-- START SOURCE EXCERPT --

Large Language Models for text generation and chat applications.

Streaming Conversation - NPU

We support NPU inference for NEXA format models.
LlmWrapper.builder()
    .llmCreateInput(
        LlmCreateInput(
            model_name = "liquid-v2",
            model_path = <your-model-folder-path>,
            config = ModelConfig(
                    max_tokens = 2048
            ),
        ),
        plugin_id = "npu"
    )
    .build()
    .onSuccess { llmWrapper = it }

val chatList = arrayListOf(ChatMessage("user", "What is AI?"))

llmWrapper.applyChatTemplate(chatList.toTypedArray(), null, false).onSuccess { template ->
    llmWrapper.generateStreamFlow(template.formattedText, GenerationConfig()).collect { result ->
        when (result) {
            is LlmStreamResult.Token -> println(result.text)
            is LlmStreamResult.Completed -> println("Done!")
            is LlmStreamResult.Error -> println("Error: ${result.throwable}")
        }
    }
}

Streaming Conversation - CPU

We support CPU inferrence for GGUF format models.
LlmWrapper.builder()
    .llmCreateInput(
        LlmCreateInput(
            model_path = <your-model-folder-path>,
            config = ModelConfig(nCtx = 4096, max_tokens = 2048),
            plugin_id = "cpu_gpu"
        )
    )
    .build()
    .onSuccess { llmWrapper = it }
    .onFailure { error -> 
        println("Error: ${error.message}")
    }

val chatList = arrayListOf(ChatMessage("user", "What is AI?"))

llmWrapper.applyChatTemplate(chatList.toTypedArray(), null, false).onSuccess { template ->
    llmWrapper.generateStreamFlow(template.formattedText, GenerationConfig()).collect { result ->
        when (result) {
            is LlmStreamResult.Token -> println(result.text)
            is LlmStreamResult.Completed -> println("Done!")
            is LlmStreamResult.Error -> println("Error: ${result.throwable}")
        }
    }
}

Multimodal Usage

Vision-Language Models for image understanding and multimodal applications.

Streaming Conversation - NPU

We support NPU inference for NEXA format models.

-- END SOURCE EXCERPT --
-- START EXCERPTED RECORDS --

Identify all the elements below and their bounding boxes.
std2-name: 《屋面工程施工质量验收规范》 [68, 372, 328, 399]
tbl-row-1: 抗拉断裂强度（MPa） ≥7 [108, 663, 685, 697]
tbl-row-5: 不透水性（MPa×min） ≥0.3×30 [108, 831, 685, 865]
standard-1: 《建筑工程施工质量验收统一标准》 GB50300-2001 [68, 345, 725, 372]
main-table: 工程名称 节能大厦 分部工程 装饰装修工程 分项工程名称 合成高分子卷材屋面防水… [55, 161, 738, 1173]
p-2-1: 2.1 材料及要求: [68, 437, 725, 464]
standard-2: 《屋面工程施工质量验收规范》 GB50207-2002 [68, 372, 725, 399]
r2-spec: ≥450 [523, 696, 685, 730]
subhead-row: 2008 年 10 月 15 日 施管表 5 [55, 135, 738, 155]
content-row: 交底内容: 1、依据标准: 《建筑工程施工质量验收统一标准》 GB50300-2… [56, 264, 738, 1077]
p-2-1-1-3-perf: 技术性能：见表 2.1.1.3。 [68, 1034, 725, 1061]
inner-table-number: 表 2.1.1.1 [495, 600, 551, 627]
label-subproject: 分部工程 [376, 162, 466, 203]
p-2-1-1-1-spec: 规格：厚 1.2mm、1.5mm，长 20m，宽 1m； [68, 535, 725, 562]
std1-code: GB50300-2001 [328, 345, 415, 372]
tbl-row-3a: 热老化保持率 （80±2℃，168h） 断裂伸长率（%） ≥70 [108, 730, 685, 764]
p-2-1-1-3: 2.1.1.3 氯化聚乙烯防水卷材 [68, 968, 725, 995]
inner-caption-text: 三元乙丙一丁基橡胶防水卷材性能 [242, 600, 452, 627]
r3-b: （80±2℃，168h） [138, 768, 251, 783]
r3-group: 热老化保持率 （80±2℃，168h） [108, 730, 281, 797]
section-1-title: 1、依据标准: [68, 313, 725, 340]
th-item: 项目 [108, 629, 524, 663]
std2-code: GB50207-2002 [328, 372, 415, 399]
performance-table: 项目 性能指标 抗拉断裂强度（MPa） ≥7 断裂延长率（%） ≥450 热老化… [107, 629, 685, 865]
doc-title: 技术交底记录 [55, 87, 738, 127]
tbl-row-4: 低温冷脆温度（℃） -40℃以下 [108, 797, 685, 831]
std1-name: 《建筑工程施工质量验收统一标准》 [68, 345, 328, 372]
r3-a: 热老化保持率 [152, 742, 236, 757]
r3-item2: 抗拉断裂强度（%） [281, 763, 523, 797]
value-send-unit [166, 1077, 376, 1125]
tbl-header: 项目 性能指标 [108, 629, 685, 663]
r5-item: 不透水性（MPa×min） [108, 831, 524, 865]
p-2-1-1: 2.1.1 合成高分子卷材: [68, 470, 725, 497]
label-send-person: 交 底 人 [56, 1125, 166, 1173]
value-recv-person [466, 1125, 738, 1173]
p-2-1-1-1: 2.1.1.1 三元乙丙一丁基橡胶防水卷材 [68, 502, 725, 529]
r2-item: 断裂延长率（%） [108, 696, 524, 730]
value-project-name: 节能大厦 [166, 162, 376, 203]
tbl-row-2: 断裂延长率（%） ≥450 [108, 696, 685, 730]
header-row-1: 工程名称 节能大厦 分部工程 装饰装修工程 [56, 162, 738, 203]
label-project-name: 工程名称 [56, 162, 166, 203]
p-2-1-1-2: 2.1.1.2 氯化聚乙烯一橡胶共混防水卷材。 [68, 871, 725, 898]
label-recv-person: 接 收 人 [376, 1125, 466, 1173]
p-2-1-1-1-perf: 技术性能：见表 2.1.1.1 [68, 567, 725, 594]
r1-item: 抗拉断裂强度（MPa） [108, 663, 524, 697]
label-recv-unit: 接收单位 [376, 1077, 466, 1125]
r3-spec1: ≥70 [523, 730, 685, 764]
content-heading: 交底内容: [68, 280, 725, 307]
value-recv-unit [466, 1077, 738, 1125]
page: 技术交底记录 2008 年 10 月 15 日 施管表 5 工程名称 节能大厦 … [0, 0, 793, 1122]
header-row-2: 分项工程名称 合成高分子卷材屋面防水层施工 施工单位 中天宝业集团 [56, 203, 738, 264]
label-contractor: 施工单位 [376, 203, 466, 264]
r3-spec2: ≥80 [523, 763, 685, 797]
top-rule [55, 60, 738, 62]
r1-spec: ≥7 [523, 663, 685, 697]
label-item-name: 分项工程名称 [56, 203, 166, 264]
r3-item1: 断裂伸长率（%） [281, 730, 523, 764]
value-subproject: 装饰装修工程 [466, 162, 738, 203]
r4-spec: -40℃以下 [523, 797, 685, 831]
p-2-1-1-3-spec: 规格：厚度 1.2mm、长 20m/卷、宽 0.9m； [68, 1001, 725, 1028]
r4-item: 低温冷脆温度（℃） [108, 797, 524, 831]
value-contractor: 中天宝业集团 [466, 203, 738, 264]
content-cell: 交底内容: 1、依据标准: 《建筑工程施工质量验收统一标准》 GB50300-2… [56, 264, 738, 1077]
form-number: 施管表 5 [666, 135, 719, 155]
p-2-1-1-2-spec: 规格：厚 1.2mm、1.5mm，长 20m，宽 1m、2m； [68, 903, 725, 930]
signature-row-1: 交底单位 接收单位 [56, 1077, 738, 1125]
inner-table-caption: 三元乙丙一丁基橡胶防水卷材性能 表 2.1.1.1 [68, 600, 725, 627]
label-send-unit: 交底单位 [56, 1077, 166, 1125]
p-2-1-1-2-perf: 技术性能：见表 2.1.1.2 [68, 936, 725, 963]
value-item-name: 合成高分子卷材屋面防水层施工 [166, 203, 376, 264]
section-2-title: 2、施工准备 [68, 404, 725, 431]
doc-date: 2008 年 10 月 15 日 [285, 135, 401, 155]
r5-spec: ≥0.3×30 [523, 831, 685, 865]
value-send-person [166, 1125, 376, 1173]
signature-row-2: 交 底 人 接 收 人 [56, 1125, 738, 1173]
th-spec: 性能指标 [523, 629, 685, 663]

-- END EXCERPTED RECORDS --

◆ EXERCISE DIRECTIONS: Pick up the guide on running language models on NPU and CPU, and continue it from its final sentence.

◆ THE RESULT:
VlmWrapper.builder()
    .vlmCreateInput(
        VlmCreateInput(
            model_name = "omni-neural",  // Model name for NPU plugin
            model_path = <your-model-folder-path>,
            config = ModelConfig(
                max_tokens = 2048,
                enable_thinking = false
            ),
            plugin_id = "npu"  // Use NPU backend
        )
    )
    .build()
    .onSuccess { vlmWrapper = it }
    .onFailure { error -> 
        println("Error: ${error.message}")
    }

// Use the loaded VLM with image and text
val contents = listOf(
    VlmContent("image", <your-image-path>),
    VlmContent("text", <your-text>)
)

val chatList = arrayListOf(VlmChatMessage("user", contents))

vlmWrapper.applyChatTemplate(chatList.toTypedArray(), null, false).onSuccess { template ->
    val config = vlmWrapper.injectMediaPathsToConfig(chatList.toTypedArray(), GenerationConfig())
    vlmWrapper.generateStreamFlow(template.formattedText, config).collect { result ->
        when (result) {
            is LlmStreamResult.Token -> println(result.text)
            is LlmStreamResult.Completed -> println("Done!")
            is LlmStreamResult.Error -> println("Error: ${result.throwable}")
        }
    }
}

Streaming Conversation - CPU

We support CPU inferrence for GGUF format models.
VlmWrapper.builder()
    .vlmCreateInput(
        VlmCreateInput(
            model_path = <your-model-folder-path>,
            mmproj_path = <your-mmproj-path>,  // vision projection weights
            config = ModelConfig(
                max_tokens = 2048,
                enable_thinking = false
            ),
            plugin_id = "cpu_gpu"
        )
    )
    .build()
    .onSuccess { vlmWrapper = it }
    .onFailure { error -> 
        println("Error: ${error.message}")
    }

// Use the loaded VLM with image and text
val contents = listOf(
    VlmContent("image", <your-image-path>),
    VlmContent("text", <your-text>)
)

val chatList = arrayListOf(VlmChatMessage("user", contents))

vlmWrapper.applyChatTemplate(chatList.toTypedArray(), null, false).onSuccess { template ->
    val config = vlmWrapper.injectMediaPathsToConfig(chatList.toTypedArray(), GenerationConfig())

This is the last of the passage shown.